- THE TASK -
Write out the records below word for word, please.

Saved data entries

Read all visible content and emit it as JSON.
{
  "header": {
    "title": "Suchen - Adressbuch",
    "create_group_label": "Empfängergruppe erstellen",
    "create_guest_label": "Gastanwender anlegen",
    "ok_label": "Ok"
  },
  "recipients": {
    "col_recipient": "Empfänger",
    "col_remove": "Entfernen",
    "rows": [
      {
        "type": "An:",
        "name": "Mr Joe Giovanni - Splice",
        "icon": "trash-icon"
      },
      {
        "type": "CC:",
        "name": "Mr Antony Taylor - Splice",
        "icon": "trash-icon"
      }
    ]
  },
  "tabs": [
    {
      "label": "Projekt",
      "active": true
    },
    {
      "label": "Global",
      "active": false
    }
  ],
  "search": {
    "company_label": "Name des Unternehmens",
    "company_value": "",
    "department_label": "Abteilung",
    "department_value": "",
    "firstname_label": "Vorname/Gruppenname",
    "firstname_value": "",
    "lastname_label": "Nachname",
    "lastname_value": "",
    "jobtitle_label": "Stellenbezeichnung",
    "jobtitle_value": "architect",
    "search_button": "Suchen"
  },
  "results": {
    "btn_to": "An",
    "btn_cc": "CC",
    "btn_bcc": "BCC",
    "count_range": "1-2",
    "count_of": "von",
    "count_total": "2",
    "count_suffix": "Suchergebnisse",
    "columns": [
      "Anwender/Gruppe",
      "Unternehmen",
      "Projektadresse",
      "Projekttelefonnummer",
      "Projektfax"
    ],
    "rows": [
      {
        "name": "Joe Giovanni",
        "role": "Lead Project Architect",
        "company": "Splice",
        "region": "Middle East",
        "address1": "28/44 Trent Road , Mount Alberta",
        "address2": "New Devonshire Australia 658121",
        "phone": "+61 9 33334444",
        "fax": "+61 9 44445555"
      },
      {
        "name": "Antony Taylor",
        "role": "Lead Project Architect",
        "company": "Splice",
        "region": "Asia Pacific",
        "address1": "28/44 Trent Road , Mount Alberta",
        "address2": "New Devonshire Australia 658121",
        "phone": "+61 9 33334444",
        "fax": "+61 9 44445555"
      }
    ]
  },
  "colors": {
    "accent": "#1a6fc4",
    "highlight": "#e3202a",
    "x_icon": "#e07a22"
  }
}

- THE RESULT -
Read all visible content and emit it as JSON.
{
  "header": {
    "title": "Suchen - Adressbuch",
    "create_group_label": "Empfängergruppe erstellen",
    "create_guest_label": "Gastanwender anlegen",
    "ok_label": "Ok"
  },
  "recipients": {
    "col_recipient": "Empfänger",
    "col_remove": "Entfernen",
    "rows": [
      {
        "type": "An:",
        "name": "Mr Joe Giovanni - Splice",
        "icon": "trash-icon"
      },
      {
        "type": "CC:",
        "name": "Mr Antony Taylor - Splice",
        "icon": "trash-icon"
      }
    ]
  },
  "tabs": [
    {
      "label": "Projekt",
      "active": true
    },
    {
      "label": "Global",
      "active": false
    }
  ],
  "search": {
    "company_label": "Name des Unternehmens",
    "company_value": "",
    "department_label": "Abteilung",
    "department_value": "",
    "firstname_label": "Vorname/Gruppenname",
    "firstname_value": "",
    "lastname_label": "Nachname",
    "lastname_value": "",
    "jobtitle_label": "Stellenbezeichnung",
    "jobtitle_value": "architect",
    "search_button": "Suchen"
  },
  "results": {
    "btn_to": "An",
    "btn_cc": "CC",
    "btn_bcc": "BCC",
    "count_range": "1-2",
    "count_of": "von",
    "count_total": "2",
    "count_suffix": "Suchergebnisse",
    "columns": [
      "Anwender/Gruppe",
      "Unternehmen",
      "Projektadresse",
      "Projekttelefonnummer",
      "Projektfax"
    ],
    "rows": [
      {
        "name": "Joe Giovanni",
        "role": "Lead Project Architect",
        "company": "Splice",
        "region": "Middle East",
        "address1": "28/44 Trent Road , Mount Alberta",
        "address2": "New Devonshire Australia 658121",
        "phone": "+61 9 33334444",
        "fax": "+61 9 44445555"
      },
      {
        "name": "Antony Taylor",
        "role": "Lead Project Architect",
        "company": "Splice",
        "region": "Asia Pacific",
        "address1": "28/44 Trent Road , Mount Alberta",
        "address2": "New Devonshire Australia 658121",
        "phone": "+61 9 33334444",
        "fax": "+61 9 44445555"
      }
    ]
  },
  "colors": {
    "accent": "#1a6fc4",
    "highlight": "#e3202a",
    "x_icon": "#e07a22"
  }
}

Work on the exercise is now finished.